-- start Excerpted data --
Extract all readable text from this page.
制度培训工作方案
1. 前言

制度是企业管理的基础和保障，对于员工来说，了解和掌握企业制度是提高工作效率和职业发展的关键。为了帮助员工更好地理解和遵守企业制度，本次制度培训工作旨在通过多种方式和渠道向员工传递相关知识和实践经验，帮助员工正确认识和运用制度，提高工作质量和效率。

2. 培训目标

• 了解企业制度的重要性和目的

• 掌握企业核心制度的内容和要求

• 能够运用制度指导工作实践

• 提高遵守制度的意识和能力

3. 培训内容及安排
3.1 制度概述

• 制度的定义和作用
-- end Excerpted data --
-- start Excerpted data --
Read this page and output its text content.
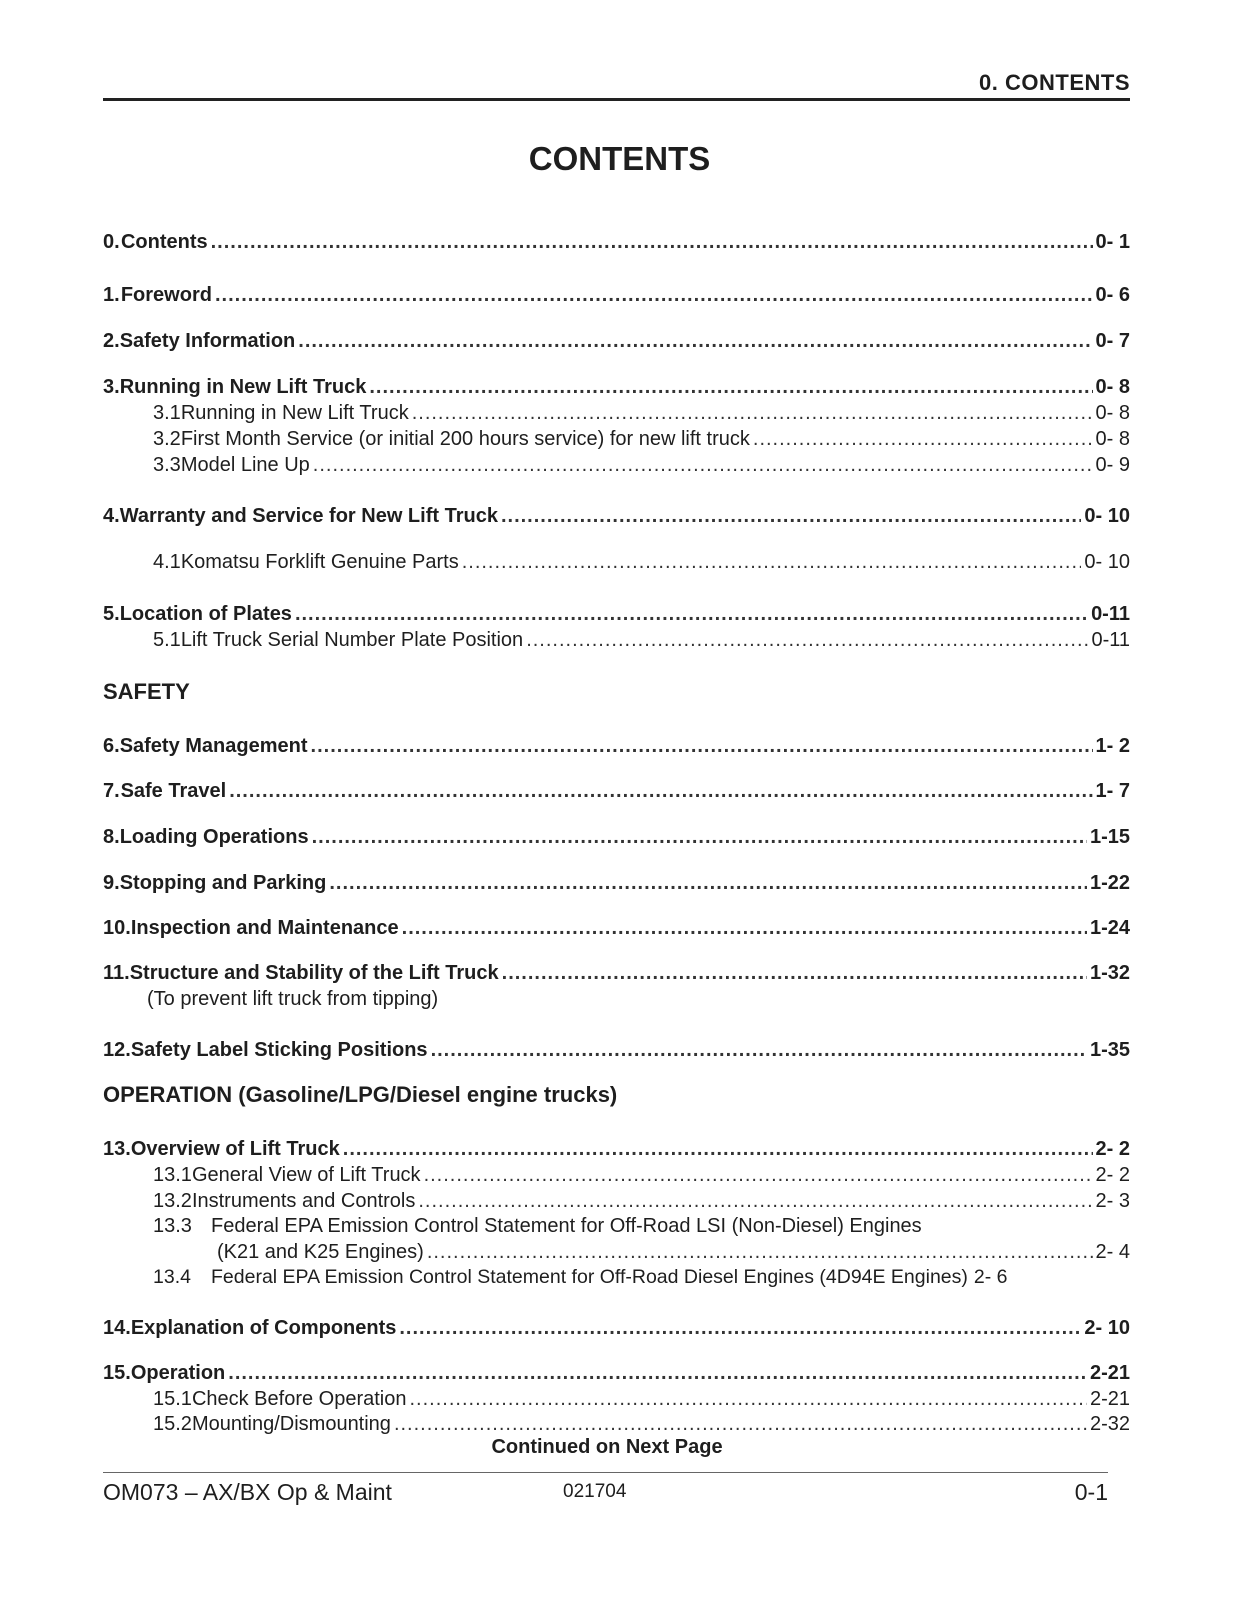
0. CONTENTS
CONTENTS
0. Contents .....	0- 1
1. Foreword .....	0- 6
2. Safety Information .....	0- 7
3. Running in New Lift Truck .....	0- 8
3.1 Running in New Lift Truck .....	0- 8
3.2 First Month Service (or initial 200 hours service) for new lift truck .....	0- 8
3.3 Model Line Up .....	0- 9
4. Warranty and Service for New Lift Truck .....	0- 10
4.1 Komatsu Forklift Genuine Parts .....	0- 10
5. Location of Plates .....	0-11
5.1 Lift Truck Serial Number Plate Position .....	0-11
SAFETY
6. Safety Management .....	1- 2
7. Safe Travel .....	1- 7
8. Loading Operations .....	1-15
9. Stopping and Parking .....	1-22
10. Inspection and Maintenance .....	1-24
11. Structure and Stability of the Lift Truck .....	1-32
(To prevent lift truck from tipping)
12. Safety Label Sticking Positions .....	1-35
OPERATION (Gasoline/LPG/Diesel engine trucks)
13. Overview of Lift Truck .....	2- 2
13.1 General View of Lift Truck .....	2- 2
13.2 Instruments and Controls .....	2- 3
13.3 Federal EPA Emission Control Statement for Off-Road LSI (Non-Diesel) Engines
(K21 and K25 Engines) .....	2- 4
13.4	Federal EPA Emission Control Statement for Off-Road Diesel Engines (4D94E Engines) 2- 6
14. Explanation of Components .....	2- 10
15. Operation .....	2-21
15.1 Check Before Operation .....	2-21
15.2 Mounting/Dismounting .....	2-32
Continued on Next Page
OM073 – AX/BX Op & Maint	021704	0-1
-- end Excerpted data --
■ What you should do ■
Reply with one number only: how many lines of the listing hold "Diesel"?

■ Result of the task ■
3